──────── SUPPLIED RECORDS

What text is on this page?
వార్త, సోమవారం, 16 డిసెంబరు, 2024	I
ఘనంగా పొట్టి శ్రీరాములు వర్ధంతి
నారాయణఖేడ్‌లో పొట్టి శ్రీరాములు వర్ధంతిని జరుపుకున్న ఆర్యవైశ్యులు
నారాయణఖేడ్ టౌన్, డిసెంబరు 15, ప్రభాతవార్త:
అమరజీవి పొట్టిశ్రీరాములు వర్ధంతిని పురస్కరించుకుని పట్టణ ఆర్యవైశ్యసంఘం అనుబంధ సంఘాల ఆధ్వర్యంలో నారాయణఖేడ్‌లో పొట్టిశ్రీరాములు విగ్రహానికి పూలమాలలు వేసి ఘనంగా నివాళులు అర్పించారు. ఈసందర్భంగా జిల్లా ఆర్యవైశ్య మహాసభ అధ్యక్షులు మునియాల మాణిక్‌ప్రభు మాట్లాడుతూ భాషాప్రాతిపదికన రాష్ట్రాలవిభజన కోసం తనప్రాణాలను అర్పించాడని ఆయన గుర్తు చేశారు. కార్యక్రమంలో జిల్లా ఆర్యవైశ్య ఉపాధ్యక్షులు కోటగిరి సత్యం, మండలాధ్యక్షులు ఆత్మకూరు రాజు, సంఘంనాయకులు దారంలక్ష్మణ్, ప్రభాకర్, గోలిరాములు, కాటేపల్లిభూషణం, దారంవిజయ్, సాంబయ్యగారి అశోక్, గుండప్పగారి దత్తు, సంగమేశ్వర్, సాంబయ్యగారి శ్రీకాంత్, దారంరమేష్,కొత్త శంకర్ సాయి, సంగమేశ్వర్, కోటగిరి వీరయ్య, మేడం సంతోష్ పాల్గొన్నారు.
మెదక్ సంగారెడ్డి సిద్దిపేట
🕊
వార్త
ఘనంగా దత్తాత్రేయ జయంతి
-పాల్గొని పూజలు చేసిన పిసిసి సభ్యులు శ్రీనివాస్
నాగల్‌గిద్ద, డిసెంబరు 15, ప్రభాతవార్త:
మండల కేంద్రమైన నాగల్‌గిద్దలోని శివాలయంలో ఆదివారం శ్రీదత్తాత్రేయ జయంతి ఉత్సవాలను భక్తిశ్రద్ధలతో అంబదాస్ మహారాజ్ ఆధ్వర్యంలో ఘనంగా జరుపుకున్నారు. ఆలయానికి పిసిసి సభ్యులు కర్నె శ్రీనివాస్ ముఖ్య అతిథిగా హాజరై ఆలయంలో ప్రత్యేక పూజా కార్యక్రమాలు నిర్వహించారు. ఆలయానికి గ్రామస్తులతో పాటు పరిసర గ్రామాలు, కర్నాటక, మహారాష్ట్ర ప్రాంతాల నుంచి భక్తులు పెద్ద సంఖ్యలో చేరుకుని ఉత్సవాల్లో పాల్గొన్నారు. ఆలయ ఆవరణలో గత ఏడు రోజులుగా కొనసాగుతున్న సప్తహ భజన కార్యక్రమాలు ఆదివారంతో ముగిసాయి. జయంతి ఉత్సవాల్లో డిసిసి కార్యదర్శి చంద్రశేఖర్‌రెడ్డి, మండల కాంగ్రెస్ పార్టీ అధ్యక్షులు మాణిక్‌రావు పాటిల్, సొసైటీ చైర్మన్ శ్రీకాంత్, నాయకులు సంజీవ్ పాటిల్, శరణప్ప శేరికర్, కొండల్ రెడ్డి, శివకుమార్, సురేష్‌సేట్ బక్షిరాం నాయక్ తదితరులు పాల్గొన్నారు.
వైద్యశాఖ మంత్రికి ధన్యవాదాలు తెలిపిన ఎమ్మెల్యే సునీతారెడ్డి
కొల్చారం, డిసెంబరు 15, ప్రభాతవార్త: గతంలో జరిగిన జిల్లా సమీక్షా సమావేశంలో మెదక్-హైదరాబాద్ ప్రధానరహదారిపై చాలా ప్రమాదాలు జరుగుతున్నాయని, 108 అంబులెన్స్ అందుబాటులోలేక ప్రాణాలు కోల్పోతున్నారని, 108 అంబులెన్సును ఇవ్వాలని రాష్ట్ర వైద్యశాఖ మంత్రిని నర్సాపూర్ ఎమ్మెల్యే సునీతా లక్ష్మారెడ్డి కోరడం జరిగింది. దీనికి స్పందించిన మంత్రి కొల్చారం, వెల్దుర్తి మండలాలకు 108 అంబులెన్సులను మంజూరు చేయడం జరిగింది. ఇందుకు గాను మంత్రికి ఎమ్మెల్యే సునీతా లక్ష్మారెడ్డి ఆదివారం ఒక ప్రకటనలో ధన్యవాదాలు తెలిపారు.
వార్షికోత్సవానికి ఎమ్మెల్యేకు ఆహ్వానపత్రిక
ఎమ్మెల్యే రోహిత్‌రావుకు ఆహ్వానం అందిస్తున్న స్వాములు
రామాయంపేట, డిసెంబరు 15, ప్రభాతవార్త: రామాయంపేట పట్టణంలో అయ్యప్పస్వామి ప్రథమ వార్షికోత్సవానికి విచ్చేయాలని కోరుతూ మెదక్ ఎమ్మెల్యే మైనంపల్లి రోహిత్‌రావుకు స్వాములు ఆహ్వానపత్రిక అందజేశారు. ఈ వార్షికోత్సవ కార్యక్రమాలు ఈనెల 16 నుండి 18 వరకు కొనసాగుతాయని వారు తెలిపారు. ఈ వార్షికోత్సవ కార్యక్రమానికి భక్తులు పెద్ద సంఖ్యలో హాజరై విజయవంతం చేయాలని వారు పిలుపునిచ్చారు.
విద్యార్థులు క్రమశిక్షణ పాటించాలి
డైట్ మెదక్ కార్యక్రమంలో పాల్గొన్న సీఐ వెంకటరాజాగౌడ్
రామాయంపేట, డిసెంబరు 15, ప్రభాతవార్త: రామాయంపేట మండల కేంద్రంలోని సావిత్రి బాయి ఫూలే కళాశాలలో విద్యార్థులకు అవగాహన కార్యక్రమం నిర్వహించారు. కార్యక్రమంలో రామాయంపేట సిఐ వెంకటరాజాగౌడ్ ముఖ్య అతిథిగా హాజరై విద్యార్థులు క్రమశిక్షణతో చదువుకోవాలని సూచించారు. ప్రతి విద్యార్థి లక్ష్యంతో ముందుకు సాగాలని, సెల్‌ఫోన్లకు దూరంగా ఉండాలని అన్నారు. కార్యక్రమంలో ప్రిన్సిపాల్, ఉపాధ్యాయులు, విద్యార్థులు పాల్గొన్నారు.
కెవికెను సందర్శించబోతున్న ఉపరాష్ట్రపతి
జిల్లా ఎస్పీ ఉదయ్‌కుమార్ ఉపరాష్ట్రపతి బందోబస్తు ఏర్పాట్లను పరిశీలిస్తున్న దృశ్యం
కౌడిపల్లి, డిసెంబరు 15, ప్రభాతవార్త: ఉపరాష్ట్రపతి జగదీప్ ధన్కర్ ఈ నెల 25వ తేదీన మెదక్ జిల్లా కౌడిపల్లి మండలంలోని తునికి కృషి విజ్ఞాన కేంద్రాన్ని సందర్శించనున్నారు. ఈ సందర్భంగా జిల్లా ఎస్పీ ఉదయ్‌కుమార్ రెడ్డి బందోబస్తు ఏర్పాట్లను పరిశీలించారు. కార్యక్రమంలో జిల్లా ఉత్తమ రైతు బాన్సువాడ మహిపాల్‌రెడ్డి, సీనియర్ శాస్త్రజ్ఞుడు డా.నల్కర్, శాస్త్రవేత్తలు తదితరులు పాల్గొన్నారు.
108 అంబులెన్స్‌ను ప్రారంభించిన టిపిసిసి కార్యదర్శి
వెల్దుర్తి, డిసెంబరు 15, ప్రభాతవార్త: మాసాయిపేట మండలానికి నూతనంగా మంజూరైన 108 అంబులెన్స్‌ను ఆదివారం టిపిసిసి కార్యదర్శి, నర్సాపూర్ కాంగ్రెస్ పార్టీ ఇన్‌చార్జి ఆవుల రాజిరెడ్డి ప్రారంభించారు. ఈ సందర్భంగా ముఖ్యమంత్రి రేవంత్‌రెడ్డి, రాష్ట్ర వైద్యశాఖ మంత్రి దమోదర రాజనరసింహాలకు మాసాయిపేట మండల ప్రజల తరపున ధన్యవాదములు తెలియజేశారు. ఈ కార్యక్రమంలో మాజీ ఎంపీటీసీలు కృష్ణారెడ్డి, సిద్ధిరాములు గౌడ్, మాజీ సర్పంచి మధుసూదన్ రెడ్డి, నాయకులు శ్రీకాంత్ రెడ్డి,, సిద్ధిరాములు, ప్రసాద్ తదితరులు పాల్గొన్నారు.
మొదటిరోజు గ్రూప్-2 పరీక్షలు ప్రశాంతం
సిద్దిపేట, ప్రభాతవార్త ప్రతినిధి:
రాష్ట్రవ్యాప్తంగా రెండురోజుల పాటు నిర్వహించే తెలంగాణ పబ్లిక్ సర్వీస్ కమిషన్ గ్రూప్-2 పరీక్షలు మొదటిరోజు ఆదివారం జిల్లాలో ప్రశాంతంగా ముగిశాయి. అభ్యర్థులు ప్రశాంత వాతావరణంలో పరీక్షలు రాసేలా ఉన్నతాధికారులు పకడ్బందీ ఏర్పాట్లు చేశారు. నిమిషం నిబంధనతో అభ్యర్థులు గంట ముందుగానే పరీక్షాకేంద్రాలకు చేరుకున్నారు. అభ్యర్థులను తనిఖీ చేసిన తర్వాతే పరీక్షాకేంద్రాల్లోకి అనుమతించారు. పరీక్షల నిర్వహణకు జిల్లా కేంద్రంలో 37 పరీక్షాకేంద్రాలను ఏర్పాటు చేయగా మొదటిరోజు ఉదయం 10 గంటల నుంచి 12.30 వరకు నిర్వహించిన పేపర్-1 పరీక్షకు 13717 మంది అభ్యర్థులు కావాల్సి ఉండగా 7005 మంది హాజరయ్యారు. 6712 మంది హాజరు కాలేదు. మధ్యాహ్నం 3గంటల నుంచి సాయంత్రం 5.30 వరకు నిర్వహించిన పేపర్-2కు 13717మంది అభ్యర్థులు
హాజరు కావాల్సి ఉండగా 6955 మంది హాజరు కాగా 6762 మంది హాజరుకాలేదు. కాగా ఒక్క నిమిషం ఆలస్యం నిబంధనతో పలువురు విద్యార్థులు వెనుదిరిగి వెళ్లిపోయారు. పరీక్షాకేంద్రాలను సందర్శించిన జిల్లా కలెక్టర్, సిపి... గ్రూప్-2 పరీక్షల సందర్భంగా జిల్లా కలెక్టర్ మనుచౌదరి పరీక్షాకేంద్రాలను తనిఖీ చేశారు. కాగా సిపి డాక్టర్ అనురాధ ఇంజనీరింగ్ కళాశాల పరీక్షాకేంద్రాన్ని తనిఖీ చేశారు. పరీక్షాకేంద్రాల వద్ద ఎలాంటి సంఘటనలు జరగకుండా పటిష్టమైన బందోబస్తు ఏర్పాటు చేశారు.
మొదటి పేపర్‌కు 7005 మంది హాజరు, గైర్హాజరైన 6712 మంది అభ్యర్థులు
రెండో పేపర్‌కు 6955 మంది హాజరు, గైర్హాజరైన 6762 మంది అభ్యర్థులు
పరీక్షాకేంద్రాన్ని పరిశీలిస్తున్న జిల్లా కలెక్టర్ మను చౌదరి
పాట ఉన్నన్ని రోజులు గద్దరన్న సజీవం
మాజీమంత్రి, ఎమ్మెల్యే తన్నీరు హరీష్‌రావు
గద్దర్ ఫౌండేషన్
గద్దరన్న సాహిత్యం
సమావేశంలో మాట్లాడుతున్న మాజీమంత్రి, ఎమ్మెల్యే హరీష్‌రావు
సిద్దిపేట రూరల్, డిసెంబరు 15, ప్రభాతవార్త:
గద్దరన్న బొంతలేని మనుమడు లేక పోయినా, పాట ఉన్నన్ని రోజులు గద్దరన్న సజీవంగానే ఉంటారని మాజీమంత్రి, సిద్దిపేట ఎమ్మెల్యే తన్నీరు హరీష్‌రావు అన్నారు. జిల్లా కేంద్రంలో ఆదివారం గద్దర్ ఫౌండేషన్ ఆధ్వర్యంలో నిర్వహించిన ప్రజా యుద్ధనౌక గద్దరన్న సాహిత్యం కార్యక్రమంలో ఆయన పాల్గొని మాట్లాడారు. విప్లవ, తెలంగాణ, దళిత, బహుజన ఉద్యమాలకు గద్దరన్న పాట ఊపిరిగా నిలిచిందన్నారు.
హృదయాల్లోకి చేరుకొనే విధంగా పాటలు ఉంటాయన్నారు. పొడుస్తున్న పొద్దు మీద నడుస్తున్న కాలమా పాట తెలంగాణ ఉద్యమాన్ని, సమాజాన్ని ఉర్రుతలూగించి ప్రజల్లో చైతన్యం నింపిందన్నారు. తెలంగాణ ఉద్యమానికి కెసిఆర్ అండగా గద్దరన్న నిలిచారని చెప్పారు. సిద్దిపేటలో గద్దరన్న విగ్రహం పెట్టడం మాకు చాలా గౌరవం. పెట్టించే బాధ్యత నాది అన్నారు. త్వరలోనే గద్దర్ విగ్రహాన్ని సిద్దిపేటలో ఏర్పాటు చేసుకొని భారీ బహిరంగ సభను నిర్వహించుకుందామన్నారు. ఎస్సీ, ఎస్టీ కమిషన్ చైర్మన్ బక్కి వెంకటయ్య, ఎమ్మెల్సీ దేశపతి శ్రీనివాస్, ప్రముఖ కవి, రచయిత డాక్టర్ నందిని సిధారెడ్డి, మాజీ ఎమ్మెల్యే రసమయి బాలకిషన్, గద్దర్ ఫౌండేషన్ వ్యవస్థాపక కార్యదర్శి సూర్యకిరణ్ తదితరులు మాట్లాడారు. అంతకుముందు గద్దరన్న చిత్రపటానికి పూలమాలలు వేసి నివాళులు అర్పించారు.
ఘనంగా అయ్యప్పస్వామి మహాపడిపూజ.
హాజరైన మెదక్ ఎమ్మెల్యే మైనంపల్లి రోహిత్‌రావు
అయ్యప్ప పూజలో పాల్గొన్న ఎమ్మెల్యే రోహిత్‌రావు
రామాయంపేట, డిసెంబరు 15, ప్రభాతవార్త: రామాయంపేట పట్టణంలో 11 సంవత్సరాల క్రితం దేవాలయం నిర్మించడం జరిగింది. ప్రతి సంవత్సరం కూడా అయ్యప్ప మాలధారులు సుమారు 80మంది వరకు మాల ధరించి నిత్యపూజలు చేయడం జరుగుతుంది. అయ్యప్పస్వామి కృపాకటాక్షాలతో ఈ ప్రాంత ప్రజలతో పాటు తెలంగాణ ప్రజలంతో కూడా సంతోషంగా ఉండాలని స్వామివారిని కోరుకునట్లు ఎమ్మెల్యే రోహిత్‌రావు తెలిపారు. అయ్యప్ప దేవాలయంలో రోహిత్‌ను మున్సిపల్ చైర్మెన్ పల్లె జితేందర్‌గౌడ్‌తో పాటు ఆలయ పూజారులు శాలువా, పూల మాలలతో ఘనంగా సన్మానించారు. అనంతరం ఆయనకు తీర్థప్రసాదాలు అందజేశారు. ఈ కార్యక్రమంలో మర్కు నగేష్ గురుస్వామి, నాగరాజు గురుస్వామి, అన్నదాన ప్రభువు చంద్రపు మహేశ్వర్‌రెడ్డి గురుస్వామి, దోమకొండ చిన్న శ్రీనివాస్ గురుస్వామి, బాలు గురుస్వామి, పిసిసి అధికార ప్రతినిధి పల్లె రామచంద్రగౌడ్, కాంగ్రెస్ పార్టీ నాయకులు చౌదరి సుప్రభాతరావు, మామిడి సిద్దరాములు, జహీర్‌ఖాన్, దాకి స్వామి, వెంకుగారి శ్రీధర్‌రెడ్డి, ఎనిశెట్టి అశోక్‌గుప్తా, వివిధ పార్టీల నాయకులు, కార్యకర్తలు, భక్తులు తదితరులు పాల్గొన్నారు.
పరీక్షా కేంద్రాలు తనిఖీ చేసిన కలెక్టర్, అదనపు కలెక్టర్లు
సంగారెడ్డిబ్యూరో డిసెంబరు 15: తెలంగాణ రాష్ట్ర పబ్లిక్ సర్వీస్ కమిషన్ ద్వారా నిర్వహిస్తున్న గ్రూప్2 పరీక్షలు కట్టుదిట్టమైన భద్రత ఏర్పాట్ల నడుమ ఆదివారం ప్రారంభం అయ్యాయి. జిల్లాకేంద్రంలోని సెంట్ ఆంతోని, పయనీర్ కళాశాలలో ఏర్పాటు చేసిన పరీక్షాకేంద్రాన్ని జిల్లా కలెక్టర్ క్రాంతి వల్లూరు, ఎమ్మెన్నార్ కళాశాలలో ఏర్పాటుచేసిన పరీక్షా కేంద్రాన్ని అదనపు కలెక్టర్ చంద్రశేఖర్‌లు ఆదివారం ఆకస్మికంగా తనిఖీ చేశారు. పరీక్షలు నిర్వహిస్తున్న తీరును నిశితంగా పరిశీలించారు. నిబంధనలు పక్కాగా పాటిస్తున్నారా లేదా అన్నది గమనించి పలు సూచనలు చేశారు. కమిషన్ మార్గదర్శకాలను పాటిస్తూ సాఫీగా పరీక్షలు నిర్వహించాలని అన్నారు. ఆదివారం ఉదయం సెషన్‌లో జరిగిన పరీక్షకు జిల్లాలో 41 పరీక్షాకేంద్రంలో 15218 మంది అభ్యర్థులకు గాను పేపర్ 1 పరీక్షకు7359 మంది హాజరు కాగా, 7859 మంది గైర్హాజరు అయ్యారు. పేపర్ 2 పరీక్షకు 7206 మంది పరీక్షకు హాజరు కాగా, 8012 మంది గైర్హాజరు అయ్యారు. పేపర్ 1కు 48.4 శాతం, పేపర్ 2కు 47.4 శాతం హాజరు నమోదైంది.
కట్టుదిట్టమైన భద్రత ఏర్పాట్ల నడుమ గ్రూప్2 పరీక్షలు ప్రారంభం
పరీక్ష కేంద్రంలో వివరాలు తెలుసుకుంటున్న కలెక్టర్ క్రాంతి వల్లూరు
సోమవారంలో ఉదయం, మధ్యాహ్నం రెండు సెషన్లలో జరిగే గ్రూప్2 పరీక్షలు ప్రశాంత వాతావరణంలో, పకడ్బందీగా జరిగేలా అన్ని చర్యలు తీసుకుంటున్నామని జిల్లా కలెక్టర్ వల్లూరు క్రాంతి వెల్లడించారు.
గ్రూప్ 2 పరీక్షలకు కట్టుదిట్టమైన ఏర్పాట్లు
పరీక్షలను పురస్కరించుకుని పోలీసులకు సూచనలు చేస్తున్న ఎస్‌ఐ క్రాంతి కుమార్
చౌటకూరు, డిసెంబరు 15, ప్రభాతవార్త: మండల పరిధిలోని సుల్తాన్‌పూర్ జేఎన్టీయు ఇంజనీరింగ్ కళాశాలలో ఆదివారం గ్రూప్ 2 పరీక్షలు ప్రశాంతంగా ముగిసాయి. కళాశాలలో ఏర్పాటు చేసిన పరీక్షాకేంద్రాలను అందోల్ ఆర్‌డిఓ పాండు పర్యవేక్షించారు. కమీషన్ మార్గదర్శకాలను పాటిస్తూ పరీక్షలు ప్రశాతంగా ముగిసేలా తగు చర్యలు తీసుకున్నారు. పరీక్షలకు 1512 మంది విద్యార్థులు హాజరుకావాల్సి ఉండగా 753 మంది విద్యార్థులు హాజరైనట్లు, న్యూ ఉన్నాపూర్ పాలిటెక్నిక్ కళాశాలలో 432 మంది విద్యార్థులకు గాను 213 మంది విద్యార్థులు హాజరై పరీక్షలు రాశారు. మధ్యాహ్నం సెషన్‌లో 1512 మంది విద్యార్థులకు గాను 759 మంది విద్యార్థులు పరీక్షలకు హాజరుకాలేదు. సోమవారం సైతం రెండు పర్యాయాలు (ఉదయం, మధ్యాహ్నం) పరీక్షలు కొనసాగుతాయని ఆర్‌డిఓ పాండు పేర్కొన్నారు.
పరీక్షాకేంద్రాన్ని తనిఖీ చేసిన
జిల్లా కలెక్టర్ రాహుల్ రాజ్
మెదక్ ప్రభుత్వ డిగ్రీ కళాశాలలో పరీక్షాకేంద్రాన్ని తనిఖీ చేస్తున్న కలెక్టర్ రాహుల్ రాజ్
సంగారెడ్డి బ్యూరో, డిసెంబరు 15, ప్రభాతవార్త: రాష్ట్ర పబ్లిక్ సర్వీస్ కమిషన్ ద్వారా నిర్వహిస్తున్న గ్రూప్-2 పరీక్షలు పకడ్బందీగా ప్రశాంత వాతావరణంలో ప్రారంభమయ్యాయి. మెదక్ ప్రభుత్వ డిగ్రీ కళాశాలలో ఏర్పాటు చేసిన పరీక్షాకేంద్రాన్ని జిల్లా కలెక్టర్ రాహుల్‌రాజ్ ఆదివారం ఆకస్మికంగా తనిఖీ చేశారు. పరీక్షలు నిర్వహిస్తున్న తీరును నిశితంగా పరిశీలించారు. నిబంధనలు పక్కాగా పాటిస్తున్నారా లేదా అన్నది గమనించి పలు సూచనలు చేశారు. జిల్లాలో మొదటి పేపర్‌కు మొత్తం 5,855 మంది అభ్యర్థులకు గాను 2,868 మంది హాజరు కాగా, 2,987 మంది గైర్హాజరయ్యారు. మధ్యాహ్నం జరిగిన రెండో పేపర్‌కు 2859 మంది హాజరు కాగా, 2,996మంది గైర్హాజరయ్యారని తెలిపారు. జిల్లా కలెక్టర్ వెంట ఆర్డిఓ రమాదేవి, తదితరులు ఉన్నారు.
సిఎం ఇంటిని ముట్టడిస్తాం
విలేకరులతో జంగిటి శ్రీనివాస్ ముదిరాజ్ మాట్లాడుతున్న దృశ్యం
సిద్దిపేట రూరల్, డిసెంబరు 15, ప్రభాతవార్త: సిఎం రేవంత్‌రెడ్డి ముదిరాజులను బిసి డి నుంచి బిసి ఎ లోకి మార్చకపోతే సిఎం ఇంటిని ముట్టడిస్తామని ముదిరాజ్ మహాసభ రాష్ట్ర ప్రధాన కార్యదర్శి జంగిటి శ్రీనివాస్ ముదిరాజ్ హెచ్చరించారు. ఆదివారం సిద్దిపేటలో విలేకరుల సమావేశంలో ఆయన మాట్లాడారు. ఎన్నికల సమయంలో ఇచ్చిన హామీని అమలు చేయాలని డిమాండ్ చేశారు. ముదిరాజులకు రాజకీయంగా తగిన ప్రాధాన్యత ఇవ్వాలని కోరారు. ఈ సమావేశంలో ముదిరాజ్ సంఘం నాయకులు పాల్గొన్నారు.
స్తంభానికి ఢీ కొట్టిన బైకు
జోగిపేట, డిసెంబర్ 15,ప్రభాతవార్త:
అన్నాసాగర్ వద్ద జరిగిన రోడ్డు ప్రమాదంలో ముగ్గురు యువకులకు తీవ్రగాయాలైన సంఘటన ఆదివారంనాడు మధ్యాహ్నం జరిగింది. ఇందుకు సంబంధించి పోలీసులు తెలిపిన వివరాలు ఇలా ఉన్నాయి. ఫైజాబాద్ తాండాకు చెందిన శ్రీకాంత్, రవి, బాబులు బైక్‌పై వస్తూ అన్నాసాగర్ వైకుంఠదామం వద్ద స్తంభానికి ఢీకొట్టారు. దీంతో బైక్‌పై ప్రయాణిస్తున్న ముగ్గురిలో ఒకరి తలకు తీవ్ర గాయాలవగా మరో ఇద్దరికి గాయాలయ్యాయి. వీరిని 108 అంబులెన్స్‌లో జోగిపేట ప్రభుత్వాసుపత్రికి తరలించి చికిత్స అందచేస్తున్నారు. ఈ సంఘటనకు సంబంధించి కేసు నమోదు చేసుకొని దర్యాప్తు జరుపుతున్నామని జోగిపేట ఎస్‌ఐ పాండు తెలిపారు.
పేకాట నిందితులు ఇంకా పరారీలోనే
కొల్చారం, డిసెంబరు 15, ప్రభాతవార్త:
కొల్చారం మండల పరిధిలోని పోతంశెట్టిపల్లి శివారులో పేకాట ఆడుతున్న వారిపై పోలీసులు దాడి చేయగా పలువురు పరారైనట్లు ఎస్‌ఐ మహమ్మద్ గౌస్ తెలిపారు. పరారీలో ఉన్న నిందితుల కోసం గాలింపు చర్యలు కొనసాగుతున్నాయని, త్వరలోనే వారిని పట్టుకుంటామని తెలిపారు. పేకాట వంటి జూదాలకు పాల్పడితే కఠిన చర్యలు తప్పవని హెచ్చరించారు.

────────────────

Search the records above for "అదనప". Copy each line where it is found.

పరీక్షా కేంద్రాలు తనిఖీ చేసిన కలెక్టర్, అదనపు కలెక్టర్లు
సంగారెడ్డిబ్యూరో డిసెంబరు 15: తెలంగాణ రాష్ట్ర పబ్లిక్ సర్వీస్ కమిషన్ ద్వారా నిర్వహిస్తున్న గ్రూప్2 పరీక్షలు కట్టుదిట్టమైన భద్రత ఏర్పాట్ల నడుమ ఆదివారం ప్రారంభం అయ్యాయి. జిల్లాకేంద్రంలోని సెంట్ ఆంతోని, పయనీర్ కళాశాలలో ఏర్పాటు చేసిన పరీక్షాకేంద్రాన్ని జిల్లా కలెక్టర్ క్రాంతి వల్లూరు, ఎమ్మెన్నార్ కళాశాలలో ఏర్పాటుచేసిన పరీక్షా కేంద్రాన్ని అదనపు కలెక్టర్ చంద్రశేఖర్‌లు ఆదివారం ఆకస్మికంగా తనిఖీ చేశారు. పరీక్షలు నిర్వహిస్తున్న తీరును నిశితంగా పరిశీలించారు. నిబంధనలు పక్కాగా పాటిస్తున్నారా లేదా అన్నది గమనించి పలు సూచనలు చేశారు. కమిషన్ మార్గదర్శకాలను పాటిస్తూ సాఫీగా పరీక్షలు నిర్వహించాలని అన్నారు. ఆదివారం ఉదయం సెషన్‌లో జరిగిన పరీక్షకు జిల్లాలో 41 పరీక్షాకేంద్రంలో 15218 మంది అభ్యర్థులకు గాను పేపర్ 1 పరీక్షకు7359 మంది హాజరు కాగా, 7859 మంది గైర్హాజరు అయ్యారు. పేపర్ 2 పరీక్షకు 7206 మంది పరీక్షకు హాజరు కాగా, 8012 మంది గైర్హాజరు అయ్యారు. పేపర్ 1కు 48.4 శాతం, పేపర్ 2కు 47.4 శాతం హాజరు నమోదైంది.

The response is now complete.